** Start Given records **

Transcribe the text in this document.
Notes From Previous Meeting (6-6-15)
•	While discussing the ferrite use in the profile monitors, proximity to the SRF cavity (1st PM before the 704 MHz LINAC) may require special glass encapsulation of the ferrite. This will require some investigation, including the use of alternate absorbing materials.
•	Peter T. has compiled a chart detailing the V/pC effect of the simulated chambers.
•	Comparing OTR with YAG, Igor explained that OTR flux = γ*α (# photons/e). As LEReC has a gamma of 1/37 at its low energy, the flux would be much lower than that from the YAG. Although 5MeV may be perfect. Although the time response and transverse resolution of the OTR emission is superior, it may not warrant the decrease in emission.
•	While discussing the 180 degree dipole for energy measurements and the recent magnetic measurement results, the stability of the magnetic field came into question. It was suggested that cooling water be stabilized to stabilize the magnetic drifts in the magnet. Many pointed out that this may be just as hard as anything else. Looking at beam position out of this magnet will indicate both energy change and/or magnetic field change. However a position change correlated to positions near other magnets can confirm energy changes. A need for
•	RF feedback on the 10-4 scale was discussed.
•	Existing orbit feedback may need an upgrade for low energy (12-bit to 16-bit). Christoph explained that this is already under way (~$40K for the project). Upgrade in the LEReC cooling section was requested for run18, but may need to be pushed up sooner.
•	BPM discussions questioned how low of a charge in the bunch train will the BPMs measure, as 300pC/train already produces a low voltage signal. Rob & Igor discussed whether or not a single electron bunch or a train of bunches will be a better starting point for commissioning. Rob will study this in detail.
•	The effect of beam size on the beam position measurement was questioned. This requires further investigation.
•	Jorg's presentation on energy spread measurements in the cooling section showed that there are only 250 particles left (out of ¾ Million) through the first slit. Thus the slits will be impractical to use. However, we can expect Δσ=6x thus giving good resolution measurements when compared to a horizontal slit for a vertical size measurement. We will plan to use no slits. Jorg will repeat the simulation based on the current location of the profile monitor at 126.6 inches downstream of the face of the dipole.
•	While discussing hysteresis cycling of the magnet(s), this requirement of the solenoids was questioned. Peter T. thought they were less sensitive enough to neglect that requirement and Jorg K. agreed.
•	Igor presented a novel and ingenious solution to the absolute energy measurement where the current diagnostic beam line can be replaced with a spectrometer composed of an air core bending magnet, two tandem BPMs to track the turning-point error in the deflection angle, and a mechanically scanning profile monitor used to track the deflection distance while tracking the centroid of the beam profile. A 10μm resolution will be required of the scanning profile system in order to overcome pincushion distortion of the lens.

** End Given records **

Output the records above in their entirety, exactly.

Transcribe the text in this document.
Notes From Previous Meeting (6-6-15)
•	While discussing the ferrite use in the profile monitors, proximity to the SRF cavity (1st PM before the 704 MHz LINAC) may require special glass encapsulation of the ferrite. This will require some investigation, including the use of alternate absorbing materials.
•	Peter T. has compiled a chart detailing the V/pC effect of the simulated chambers.
•	Comparing OTR with YAG, Igor explained that OTR flux = γ*α (# photons/e). As LEReC has a gamma of 1/37 at its low energy, the flux would be much lower than that from the YAG. Although 5MeV may be perfect. Although the time response and transverse resolution of the OTR emission is superior, it may not warrant the decrease in emission.
•	While discussing the 180 degree dipole for energy measurements and the recent magnetic measurement results, the stability of the magnetic field came into question. It was suggested that cooling water be stabilized to stabilize the magnetic drifts in the magnet. Many pointed out that this may be just as hard as anything else. Looking at beam position out of this magnet will indicate both energy change and/or magnetic field change. However a position change correlated to positions near other magnets can confirm energy changes. A need for
•	RF feedback on the 10-4 scale was discussed.
•	Existing orbit feedback may need an upgrade for low energy (12-bit to 16-bit). Christoph explained that this is already under way (~$40K for the project). Upgrade in the LEReC cooling section was requested for run18, but may need to be pushed up sooner.
•	BPM discussions questioned how low of a charge in the bunch train will the BPMs measure, as 300pC/train already produces a low voltage signal. Rob & Igor discussed whether or not a single electron bunch or a train of bunches will be a better starting point for commissioning. Rob will study this in detail.
•	The effect of beam size on the beam position measurement was questioned. This requires further investigation.
•	Jorg's presentation on energy spread measurements in the cooling section showed that there are only 250 particles left (out of ¾ Million) through the first slit. Thus the slits will be impractical to use. However, we can expect Δσ=6x thus giving good resolution measurements when compared to a horizontal slit for a vertical size measurement. We will plan to use no slits. Jorg will repeat the simulation based on the current location of the profile monitor at 126.6 inches downstream of the face of the dipole.
•	While discussing hysteresis cycling of the magnet(s), this requirement of the solenoids was questioned. Peter T. thought they were less sensitive enough to neglect that requirement and Jorg K. agreed.
•	Igor presented a novel and ingenious solution to the absolute energy measurement where the current diagnostic beam line can be replaced with a spectrometer composed of an air core bending magnet, two tandem BPMs to track the turning-point error in the deflection angle, and a mechanically scanning profile monitor used to track the deflection distance while tracking the centroid of the beam profile. A 10μm resolution will be required of the scanning profile system in order to overcome pincushion distortion of the lens.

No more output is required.